Exercise ->
Pick out every line holding the string "permite" and copy it.

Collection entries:
"""
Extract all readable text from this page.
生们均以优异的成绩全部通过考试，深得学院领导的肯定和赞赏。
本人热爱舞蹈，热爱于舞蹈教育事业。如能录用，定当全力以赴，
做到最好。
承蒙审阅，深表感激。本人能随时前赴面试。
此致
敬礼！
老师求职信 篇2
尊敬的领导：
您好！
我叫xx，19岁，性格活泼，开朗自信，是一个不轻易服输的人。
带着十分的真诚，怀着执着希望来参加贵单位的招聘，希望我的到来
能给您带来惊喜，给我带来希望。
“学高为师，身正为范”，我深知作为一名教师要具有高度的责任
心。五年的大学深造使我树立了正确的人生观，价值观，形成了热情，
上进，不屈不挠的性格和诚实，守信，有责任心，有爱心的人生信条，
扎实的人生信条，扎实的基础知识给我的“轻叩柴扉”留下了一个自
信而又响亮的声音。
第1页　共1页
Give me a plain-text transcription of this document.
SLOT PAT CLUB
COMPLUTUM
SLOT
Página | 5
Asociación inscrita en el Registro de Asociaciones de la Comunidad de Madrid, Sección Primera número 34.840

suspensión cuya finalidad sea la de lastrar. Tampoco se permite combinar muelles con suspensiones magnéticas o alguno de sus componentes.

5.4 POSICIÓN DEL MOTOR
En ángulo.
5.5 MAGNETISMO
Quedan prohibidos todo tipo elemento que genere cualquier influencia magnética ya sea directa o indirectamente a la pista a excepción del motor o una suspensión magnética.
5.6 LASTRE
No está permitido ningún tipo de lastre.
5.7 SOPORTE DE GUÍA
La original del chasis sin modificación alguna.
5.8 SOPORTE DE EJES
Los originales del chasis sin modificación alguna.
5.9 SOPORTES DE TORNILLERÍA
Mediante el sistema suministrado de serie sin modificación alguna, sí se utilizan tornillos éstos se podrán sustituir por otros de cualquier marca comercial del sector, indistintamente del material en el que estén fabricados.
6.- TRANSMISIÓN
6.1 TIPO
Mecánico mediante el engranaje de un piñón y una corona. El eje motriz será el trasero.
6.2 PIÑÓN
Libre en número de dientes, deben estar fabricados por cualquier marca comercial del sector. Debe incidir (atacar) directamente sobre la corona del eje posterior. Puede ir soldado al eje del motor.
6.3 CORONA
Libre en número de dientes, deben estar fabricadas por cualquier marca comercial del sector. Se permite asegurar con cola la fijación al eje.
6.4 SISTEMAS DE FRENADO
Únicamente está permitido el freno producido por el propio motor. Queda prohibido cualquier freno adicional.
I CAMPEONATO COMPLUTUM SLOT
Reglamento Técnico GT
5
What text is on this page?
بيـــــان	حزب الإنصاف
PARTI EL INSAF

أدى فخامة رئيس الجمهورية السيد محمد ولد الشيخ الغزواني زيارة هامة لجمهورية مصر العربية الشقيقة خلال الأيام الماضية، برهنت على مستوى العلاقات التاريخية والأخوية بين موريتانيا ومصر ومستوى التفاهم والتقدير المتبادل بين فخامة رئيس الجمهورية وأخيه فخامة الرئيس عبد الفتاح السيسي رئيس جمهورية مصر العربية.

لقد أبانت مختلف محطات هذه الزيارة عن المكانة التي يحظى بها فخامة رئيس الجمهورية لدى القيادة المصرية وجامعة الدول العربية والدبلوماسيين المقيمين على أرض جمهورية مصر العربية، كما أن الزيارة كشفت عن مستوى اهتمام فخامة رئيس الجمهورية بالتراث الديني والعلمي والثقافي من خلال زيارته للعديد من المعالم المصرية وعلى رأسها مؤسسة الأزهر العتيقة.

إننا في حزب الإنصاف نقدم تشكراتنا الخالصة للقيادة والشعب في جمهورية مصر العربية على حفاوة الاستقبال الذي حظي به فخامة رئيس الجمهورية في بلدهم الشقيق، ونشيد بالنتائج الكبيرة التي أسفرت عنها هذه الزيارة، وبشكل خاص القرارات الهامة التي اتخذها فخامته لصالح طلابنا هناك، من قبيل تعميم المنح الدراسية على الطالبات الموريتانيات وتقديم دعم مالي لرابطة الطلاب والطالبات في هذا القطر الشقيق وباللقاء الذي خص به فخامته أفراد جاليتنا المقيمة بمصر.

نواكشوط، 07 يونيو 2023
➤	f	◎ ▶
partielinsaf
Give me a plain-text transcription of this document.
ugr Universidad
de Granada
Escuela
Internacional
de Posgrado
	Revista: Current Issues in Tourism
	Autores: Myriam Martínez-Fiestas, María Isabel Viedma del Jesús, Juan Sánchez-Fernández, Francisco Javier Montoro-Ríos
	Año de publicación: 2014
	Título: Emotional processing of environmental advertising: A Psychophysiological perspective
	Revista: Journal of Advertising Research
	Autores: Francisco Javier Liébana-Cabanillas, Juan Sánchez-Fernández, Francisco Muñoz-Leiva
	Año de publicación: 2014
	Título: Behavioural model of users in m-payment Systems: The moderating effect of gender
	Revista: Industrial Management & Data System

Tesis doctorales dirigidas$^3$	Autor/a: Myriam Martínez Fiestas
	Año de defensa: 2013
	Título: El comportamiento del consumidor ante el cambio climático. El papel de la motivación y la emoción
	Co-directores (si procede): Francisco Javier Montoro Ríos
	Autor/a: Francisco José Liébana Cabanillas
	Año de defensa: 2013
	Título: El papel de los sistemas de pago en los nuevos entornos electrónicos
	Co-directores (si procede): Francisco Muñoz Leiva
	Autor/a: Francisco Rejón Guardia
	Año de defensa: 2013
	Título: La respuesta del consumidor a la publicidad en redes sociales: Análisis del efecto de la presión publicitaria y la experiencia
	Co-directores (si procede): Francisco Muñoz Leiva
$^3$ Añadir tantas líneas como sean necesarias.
"""
Final answer ->
suspensión cuya finalidad sea la de lastrar. Tampoco se permite combinar muelles con suspensiones magnéticas o alguno de sus componentes.
Libre en número de dientes, deben estar fabricadas por cualquier marca comercial del sector. Se permite asegurar con cola la fijación al eje.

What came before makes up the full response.